Required task — Only the number is wanted: count the lines in the data with "الأصل" in them.

= = = = =

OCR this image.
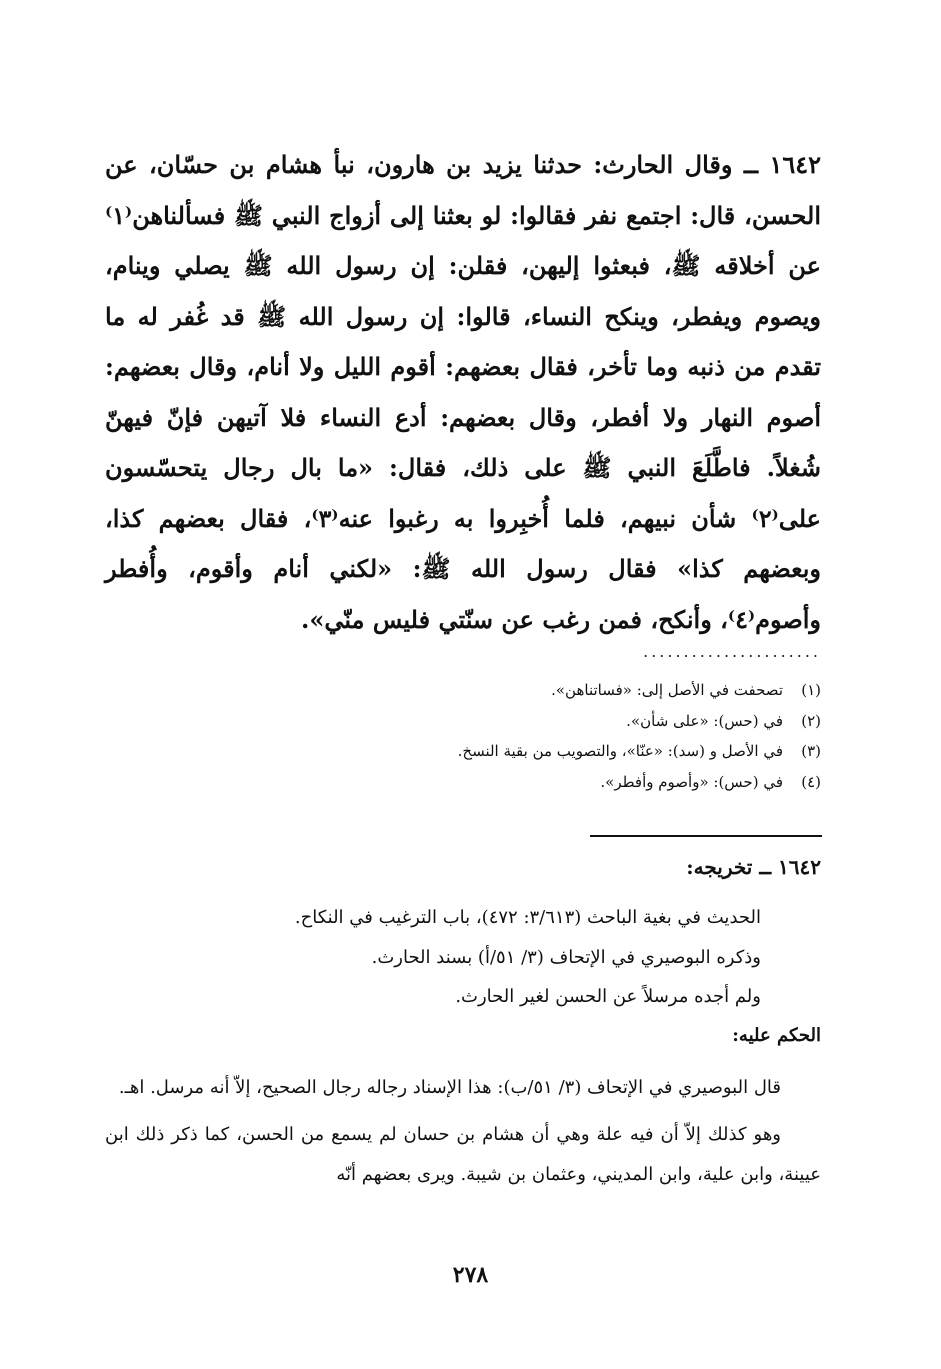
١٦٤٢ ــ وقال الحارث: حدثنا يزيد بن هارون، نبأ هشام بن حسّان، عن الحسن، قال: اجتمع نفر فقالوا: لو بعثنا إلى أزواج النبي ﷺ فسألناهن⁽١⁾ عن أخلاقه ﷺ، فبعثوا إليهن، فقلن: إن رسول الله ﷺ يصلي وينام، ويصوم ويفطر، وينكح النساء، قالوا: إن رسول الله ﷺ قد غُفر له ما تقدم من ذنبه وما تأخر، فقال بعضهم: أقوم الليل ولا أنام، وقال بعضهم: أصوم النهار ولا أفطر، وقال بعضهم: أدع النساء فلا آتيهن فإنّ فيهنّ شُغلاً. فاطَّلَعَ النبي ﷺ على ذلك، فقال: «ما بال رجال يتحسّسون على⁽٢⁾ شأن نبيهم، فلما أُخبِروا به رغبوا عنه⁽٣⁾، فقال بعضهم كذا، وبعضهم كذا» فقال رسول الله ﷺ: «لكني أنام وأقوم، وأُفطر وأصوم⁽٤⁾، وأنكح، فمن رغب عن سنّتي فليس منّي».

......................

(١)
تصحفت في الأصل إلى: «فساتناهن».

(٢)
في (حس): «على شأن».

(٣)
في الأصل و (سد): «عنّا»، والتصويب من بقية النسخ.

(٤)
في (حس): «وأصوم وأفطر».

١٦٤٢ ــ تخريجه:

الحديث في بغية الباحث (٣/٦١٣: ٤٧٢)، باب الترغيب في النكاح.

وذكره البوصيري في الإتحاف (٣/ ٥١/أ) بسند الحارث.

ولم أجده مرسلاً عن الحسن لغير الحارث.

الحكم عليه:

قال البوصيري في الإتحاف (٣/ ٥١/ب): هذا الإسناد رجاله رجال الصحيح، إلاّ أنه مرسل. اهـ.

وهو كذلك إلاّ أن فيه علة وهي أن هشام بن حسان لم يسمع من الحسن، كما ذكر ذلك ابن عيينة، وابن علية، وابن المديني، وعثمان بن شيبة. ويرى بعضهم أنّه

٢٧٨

= = = = =

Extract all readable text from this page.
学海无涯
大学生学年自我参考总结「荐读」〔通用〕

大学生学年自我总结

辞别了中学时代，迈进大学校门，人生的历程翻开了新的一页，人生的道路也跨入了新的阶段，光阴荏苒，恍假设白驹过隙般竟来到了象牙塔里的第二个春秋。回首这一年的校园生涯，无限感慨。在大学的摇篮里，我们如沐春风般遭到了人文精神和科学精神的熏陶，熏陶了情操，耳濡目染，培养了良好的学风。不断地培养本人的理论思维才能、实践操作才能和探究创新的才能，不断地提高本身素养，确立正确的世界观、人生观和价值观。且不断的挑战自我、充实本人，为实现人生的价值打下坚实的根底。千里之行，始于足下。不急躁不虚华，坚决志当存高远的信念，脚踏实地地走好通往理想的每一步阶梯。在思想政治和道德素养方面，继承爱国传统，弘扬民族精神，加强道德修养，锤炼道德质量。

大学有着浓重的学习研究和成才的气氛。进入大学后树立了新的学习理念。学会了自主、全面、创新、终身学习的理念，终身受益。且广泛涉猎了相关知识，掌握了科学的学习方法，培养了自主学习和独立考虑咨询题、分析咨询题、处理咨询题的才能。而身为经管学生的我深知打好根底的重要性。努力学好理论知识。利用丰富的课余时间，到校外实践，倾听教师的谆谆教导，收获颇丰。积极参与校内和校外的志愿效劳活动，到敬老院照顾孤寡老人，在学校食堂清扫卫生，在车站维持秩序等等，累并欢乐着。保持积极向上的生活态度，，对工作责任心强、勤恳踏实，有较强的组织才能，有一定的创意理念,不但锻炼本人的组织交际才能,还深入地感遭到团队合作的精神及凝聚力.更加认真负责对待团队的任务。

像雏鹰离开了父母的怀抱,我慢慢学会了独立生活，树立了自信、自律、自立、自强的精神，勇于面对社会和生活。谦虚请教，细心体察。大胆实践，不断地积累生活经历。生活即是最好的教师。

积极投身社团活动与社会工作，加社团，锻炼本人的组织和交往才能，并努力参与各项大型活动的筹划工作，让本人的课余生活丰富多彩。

= = = = =

Result for this task — 2